'''

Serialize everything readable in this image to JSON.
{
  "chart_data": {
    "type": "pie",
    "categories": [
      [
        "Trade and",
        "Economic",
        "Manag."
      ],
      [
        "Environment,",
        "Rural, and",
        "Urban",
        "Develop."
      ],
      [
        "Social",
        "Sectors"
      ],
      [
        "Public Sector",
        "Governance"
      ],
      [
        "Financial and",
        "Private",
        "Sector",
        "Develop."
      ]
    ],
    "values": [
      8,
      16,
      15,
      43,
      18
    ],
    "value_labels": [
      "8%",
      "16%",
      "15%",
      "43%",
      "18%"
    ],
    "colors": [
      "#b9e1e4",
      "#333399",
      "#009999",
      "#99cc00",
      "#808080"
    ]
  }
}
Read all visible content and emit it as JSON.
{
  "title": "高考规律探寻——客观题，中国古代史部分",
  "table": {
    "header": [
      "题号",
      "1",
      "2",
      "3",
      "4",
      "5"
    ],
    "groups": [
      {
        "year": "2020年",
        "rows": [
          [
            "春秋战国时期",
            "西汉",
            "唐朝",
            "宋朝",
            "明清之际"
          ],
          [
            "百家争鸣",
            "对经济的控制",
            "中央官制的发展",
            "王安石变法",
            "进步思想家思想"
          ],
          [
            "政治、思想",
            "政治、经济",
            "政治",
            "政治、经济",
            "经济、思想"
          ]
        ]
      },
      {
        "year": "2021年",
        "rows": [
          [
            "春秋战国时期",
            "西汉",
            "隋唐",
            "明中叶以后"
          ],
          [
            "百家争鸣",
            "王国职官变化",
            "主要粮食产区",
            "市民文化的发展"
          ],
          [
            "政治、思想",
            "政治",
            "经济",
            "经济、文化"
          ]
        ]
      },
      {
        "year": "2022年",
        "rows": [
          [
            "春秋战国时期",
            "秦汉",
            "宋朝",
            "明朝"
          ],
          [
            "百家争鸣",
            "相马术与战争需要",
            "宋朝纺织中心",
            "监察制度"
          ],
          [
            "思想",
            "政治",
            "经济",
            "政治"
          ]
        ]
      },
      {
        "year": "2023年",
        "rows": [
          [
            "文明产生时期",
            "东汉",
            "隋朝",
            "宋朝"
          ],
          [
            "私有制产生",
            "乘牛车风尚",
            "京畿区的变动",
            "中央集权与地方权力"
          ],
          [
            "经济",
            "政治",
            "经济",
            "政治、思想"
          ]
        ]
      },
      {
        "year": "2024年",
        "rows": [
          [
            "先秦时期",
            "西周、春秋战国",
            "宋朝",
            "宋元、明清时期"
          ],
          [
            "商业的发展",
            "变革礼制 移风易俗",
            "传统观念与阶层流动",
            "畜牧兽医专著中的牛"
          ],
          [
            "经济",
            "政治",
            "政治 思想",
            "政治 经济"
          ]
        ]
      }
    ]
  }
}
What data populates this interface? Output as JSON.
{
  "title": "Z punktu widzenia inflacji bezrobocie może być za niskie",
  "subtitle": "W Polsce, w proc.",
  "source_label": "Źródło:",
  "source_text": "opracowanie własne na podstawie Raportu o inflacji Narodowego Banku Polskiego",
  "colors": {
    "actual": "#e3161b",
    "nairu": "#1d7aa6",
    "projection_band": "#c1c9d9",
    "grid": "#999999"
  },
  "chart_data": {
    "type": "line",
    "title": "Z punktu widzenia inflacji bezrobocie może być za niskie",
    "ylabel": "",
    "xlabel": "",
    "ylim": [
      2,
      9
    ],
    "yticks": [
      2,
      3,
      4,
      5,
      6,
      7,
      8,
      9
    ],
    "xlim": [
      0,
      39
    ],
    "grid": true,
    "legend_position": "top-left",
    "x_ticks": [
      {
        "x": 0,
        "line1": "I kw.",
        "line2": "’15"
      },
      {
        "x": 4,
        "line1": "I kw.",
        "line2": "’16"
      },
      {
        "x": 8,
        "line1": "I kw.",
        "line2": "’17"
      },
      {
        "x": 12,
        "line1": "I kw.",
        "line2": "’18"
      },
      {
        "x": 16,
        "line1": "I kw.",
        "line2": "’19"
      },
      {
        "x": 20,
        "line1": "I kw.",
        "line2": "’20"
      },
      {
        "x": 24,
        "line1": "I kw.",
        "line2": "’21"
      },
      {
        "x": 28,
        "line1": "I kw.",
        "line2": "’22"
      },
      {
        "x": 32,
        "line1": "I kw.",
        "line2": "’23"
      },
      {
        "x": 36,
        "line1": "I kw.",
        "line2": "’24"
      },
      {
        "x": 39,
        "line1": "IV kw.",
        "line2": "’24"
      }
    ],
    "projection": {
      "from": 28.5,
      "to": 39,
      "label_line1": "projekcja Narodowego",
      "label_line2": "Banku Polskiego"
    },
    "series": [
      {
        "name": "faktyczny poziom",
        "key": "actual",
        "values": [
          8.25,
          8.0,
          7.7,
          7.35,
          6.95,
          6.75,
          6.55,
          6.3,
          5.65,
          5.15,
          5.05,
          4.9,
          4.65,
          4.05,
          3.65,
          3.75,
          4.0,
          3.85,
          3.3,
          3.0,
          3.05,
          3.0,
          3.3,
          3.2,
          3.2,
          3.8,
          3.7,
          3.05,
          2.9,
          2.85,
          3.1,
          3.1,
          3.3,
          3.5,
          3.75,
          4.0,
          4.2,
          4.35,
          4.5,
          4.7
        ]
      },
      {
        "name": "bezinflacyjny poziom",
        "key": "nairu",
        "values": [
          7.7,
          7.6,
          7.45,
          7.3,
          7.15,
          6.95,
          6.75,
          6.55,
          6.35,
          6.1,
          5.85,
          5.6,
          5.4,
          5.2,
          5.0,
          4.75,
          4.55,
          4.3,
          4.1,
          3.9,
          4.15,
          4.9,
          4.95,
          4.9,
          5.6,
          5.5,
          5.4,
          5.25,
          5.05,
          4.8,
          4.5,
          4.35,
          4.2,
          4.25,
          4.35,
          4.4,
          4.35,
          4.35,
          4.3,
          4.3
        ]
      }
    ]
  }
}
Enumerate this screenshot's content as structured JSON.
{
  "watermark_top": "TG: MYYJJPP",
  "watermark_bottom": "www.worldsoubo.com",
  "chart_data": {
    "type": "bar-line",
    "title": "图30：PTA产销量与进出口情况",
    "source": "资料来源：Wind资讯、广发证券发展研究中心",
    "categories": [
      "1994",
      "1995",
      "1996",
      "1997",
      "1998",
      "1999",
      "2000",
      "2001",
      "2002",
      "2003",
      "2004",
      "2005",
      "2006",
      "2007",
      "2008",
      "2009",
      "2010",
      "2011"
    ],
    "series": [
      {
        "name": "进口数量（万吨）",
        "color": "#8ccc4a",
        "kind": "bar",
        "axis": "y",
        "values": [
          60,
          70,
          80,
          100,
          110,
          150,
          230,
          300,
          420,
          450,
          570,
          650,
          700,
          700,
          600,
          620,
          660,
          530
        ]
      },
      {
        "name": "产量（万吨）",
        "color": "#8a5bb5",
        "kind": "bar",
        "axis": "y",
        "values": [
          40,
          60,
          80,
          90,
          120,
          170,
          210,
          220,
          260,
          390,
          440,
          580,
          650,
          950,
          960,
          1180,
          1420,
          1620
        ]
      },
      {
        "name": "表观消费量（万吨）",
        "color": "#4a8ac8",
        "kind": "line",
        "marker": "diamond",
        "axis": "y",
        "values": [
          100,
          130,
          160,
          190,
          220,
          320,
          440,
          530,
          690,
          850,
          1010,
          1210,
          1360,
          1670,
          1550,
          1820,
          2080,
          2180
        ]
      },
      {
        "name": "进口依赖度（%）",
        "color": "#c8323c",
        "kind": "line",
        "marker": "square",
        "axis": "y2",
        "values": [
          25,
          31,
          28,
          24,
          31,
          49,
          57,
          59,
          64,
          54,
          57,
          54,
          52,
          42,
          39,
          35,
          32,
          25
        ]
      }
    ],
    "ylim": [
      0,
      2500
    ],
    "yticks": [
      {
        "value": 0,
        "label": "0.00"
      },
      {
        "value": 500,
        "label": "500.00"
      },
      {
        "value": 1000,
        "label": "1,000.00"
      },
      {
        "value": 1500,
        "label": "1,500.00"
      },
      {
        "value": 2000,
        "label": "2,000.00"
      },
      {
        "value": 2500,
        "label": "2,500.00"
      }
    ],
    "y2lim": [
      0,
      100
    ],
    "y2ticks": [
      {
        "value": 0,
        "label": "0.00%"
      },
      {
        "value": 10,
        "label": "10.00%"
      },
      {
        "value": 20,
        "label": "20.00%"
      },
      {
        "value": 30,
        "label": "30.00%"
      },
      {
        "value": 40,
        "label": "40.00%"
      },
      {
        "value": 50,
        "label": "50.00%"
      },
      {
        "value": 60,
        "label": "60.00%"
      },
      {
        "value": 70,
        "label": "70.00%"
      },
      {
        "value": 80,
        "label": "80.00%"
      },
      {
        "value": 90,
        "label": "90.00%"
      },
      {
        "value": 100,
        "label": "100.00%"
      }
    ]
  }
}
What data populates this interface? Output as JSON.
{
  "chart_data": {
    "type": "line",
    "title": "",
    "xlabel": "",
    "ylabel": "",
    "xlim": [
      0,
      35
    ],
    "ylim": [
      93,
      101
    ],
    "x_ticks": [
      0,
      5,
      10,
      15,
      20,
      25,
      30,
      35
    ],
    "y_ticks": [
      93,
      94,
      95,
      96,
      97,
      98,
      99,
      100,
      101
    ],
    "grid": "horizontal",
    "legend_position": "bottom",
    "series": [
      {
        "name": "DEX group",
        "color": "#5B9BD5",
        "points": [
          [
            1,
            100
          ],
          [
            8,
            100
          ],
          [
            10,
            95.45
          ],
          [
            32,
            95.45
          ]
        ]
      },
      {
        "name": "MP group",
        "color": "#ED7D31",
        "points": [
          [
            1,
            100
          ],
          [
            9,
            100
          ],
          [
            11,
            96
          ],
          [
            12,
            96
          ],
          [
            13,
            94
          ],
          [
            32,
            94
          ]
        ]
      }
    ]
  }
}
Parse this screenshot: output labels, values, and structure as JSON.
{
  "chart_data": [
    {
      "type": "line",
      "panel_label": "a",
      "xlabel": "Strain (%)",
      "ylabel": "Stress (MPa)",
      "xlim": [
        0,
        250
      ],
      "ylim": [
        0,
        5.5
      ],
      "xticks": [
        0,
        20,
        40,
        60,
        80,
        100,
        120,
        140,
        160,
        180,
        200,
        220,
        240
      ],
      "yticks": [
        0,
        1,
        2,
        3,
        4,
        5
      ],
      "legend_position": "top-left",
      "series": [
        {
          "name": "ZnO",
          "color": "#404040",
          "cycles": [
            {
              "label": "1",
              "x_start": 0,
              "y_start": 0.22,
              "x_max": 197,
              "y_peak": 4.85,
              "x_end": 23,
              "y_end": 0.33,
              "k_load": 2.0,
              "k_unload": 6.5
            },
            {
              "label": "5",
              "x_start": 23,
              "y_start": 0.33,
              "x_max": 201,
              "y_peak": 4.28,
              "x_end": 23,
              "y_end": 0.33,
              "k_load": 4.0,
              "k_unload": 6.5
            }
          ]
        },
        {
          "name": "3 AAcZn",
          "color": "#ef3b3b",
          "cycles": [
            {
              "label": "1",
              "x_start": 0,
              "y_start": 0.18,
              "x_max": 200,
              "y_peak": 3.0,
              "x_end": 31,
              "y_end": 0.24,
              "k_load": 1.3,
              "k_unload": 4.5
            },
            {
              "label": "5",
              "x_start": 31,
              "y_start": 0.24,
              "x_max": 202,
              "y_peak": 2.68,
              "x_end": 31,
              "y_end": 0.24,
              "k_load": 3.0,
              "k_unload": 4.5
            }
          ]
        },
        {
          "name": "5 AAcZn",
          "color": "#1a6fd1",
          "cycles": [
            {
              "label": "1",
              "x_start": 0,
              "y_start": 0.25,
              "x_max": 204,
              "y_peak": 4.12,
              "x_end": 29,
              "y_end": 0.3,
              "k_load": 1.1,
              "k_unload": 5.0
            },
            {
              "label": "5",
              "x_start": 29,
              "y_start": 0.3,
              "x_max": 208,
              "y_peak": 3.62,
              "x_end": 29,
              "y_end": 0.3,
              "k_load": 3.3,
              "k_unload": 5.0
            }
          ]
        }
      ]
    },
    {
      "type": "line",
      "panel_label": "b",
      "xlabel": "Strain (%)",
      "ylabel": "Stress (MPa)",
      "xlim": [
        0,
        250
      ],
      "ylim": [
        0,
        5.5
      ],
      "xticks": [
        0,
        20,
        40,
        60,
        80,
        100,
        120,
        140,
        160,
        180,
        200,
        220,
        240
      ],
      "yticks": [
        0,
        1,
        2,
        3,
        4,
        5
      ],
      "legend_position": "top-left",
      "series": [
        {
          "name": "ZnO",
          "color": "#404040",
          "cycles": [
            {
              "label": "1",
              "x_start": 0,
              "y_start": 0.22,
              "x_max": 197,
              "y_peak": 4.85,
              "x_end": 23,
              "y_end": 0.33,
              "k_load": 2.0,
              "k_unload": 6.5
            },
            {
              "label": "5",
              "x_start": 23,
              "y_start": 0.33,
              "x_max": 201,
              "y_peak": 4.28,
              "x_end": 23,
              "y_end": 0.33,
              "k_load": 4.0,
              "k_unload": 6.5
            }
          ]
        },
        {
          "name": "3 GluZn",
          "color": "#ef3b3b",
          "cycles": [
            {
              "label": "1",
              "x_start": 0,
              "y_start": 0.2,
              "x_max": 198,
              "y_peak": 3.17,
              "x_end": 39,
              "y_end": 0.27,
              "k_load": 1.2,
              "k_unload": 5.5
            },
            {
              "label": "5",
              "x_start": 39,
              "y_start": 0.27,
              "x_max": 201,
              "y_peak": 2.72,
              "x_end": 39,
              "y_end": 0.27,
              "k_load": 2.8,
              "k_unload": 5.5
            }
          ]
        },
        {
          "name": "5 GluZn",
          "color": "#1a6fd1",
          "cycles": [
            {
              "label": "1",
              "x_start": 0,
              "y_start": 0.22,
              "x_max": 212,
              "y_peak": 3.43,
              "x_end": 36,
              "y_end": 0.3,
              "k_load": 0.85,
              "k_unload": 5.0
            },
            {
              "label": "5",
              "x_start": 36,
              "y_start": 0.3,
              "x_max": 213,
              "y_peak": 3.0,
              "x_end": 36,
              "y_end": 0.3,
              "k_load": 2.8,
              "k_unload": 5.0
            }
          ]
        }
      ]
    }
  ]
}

'''

• **AIM**
Which lines of the material contain the string "może"? List each of them.

• **ANSWER IN FULL**
  "title": "Z punktu widzenia inflacji bezrobocie może być za niskie",
    "title": "Z punktu widzenia inflacji bezrobocie może być za niskie",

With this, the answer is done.